:: ENTRIES SHOWN ::
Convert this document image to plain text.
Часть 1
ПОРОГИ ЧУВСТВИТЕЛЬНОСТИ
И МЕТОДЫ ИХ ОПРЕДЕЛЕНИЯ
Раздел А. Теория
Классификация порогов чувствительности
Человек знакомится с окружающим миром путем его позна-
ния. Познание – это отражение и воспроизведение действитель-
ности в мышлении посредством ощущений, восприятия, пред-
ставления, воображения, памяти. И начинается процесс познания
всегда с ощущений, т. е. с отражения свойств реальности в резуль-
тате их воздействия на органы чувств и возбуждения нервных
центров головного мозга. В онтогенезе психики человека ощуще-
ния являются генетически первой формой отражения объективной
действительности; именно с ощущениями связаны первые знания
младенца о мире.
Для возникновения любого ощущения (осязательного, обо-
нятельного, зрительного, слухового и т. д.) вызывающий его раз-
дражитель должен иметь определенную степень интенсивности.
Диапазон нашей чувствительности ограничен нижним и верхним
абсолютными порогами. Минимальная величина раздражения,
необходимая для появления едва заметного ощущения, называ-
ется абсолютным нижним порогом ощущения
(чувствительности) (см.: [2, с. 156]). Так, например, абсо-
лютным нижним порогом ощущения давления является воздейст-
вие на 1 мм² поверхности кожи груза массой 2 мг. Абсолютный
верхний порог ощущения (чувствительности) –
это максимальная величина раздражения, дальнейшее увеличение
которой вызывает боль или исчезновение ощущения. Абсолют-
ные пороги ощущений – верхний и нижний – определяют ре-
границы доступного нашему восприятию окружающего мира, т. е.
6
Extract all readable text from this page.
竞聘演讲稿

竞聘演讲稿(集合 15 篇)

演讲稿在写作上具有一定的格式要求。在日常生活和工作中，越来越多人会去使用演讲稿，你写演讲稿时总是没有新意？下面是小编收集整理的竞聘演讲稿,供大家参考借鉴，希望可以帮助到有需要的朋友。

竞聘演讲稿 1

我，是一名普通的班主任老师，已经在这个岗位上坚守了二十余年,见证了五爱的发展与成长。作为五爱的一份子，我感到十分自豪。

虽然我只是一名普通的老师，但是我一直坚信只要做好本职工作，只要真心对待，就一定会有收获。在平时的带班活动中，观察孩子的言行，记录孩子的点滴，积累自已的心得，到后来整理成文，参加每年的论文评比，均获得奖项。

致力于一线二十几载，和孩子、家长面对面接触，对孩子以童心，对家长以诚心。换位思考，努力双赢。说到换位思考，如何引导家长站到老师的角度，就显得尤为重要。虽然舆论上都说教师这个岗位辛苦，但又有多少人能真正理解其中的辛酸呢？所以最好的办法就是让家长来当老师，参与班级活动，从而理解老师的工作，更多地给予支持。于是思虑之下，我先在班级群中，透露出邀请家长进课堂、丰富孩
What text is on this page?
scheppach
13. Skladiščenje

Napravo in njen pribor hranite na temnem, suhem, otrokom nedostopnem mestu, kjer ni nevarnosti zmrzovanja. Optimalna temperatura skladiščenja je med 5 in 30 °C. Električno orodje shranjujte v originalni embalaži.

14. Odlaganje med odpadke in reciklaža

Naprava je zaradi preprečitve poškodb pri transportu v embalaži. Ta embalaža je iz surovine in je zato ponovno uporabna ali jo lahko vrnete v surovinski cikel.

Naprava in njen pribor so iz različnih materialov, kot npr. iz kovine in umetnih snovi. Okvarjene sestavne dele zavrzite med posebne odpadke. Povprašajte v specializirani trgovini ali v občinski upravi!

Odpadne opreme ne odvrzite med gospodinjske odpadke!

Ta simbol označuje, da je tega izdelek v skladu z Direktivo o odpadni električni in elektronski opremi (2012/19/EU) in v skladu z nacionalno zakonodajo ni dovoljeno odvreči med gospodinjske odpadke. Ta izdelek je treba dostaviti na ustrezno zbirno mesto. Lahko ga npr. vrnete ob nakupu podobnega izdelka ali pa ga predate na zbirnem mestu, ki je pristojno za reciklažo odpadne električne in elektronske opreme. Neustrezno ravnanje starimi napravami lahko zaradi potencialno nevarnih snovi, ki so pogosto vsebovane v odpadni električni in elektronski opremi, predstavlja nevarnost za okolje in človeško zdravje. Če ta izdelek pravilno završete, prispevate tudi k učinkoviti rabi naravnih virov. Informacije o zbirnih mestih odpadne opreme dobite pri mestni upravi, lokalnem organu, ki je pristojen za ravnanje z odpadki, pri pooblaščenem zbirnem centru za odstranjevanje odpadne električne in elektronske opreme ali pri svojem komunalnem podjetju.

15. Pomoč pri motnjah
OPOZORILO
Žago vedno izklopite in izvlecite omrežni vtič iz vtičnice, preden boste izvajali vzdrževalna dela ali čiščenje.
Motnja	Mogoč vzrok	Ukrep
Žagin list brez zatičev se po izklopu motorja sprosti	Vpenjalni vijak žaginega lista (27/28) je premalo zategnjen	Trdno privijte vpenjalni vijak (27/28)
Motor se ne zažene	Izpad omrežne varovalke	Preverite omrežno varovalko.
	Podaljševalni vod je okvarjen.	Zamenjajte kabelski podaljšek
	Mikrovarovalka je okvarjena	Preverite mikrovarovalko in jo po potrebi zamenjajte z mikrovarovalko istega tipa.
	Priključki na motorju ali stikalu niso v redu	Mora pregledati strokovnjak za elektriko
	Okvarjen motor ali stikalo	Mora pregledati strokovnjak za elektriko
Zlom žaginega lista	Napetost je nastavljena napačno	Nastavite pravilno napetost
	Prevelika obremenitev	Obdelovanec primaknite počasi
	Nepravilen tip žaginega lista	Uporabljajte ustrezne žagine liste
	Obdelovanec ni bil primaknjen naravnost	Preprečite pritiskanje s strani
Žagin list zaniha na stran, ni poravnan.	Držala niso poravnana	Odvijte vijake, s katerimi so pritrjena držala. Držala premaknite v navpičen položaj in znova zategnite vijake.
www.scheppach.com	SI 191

:: WHAT IS EXPECTED ::
Above are some records; repeat all of them exactly.

:: WORKED SOLUTION ::
Convert this document image to plain text.
Часть 1
ПОРОГИ ЧУВСТВИТЕЛЬНОСТИ
И МЕТОДЫ ИХ ОПРЕДЕЛЕНИЯ
Раздел А. Теория
Классификация порогов чувствительности
Человек знакомится с окружающим миром путем его позна-
ния. Познание – это отражение и воспроизведение действитель-
ности в мышлении посредством ощущений, восприятия, пред-
ставления, воображения, памяти. И начинается процесс познания
всегда с ощущений, т. е. с отражения свойств реальности в резуль-
тате их воздействия на органы чувств и возбуждения нервных
центров головного мозга. В онтогенезе психики человека ощуще-
ния являются генетически первой формой отражения объективной
действительности; именно с ощущениями связаны первые знания
младенца о мире.
Для возникновения любого ощущения (осязательного, обо-
нятельного, зрительного, слухового и т. д.) вызывающий его раз-
дражитель должен иметь определенную степень интенсивности.
Диапазон нашей чувствительности ограничен нижним и верхним
абсолютными порогами. Минимальная величина раздражения,
необходимая для появления едва заметного ощущения, называ-
ется абсолютным нижним порогом ощущения
(чувствительности) (см.: [2, с. 156]). Так, например, абсо-
лютным нижним порогом ощущения давления является воздейст-
вие на 1 мм² поверхности кожи груза массой 2 мг. Абсолютный
верхний порог ощущения (чувствительности) –
это максимальная величина раздражения, дальнейшее увеличение
которой вызывает боль или исчезновение ощущения. Абсолют-
ные пороги ощущений – верхний и нижний – определяют ре-
границы доступного нашему восприятию окружающего мира, т. е.
6
Extract all readable text from this page.
竞聘演讲稿

竞聘演讲稿(集合 15 篇)

演讲稿在写作上具有一定的格式要求。在日常生活和工作中，越来越多人会去使用演讲稿，你写演讲稿时总是没有新意？下面是小编收集整理的竞聘演讲稿,供大家参考借鉴，希望可以帮助到有需要的朋友。

竞聘演讲稿 1

我，是一名普通的班主任老师，已经在这个岗位上坚守了二十余年,见证了五爱的发展与成长。作为五爱的一份子，我感到十分自豪。

虽然我只是一名普通的老师，但是我一直坚信只要做好本职工作，只要真心对待，就一定会有收获。在平时的带班活动中，观察孩子的言行，记录孩子的点滴，积累自已的心得，到后来整理成文，参加每年的论文评比，均获得奖项。

致力于一线二十几载，和孩子、家长面对面接触，对孩子以童心，对家长以诚心。换位思考，努力双赢。说到换位思考，如何引导家长站到老师的角度，就显得尤为重要。虽然舆论上都说教师这个岗位辛苦，但又有多少人能真正理解其中的辛酸呢？所以最好的办法就是让家长来当老师，参与班级活动，从而理解老师的工作，更多地给予支持。于是思虑之下，我先在班级群中，透露出邀请家长进课堂、丰富孩
What text is on this page?
scheppach
13. Skladiščenje

Napravo in njen pribor hranite na temnem, suhem, otrokom nedostopnem mestu, kjer ni nevarnosti zmrzovanja. Optimalna temperatura skladiščenja je med 5 in 30 °C. Električno orodje shranjujte v originalni embalaži.

14. Odlaganje med odpadke in reciklaža

Naprava je zaradi preprečitve poškodb pri transportu v embalaži. Ta embalaža je iz surovine in je zato ponovno uporabna ali jo lahko vrnete v surovinski cikel.

Naprava in njen pribor so iz različnih materialov, kot npr. iz kovine in umetnih snovi. Okvarjene sestavne dele zavrzite med posebne odpadke. Povprašajte v specializirani trgovini ali v občinski upravi!

Odpadne opreme ne odvrzite med gospodinjske odpadke!

Ta simbol označuje, da je tega izdelek v skladu z Direktivo o odpadni električni in elektronski opremi (2012/19/EU) in v skladu z nacionalno zakonodajo ni dovoljeno odvreči med gospodinjske odpadke. Ta izdelek je treba dostaviti na ustrezno zbirno mesto. Lahko ga npr. vrnete ob nakupu podobnega izdelka ali pa ga predate na zbirnem mestu, ki je pristojno za reciklažo odpadne električne in elektronske opreme. Neustrezno ravnanje starimi napravami lahko zaradi potencialno nevarnih snovi, ki so pogosto vsebovane v odpadni električni in elektronski opremi, predstavlja nevarnost za okolje in človeško zdravje. Če ta izdelek pravilno završete, prispevate tudi k učinkoviti rabi naravnih virov. Informacije o zbirnih mestih odpadne opreme dobite pri mestni upravi, lokalnem organu, ki je pristojen za ravnanje z odpadki, pri pooblaščenem zbirnem centru za odstranjevanje odpadne električne in elektronske opreme ali pri svojem komunalnem podjetju.

15. Pomoč pri motnjah
OPOZORILO
Žago vedno izklopite in izvlecite omrežni vtič iz vtičnice, preden boste izvajali vzdrževalna dela ali čiščenje.
Motnja	Mogoč vzrok	Ukrep
Žagin list brez zatičev se po izklopu motorja sprosti	Vpenjalni vijak žaginega lista (27/28) je premalo zategnjen	Trdno privijte vpenjalni vijak (27/28)
Motor se ne zažene	Izpad omrežne varovalke	Preverite omrežno varovalko.
	Podaljševalni vod je okvarjen.	Zamenjajte kabelski podaljšek
	Mikrovarovalka je okvarjena	Preverite mikrovarovalko in jo po potrebi zamenjajte z mikrovarovalko istega tipa.
	Priključki na motorju ali stikalu niso v redu	Mora pregledati strokovnjak za elektriko
	Okvarjen motor ali stikalo	Mora pregledati strokovnjak za elektriko
Zlom žaginega lista	Napetost je nastavljena napačno	Nastavite pravilno napetost
	Prevelika obremenitev	Obdelovanec primaknite počasi
	Nepravilen tip žaginega lista	Uporabljajte ustrezne žagine liste
	Obdelovanec ni bil primaknjen naravnost	Preprečite pritiskanje s strani
Žagin list zaniha na stran, ni poravnan.	Držala niso poravnana	Odvijte vijake, s katerimi so pritrjena držala. Držala premaknite v navpičen položaj in znova zategnite vijake.
www.scheppach.com	SI 191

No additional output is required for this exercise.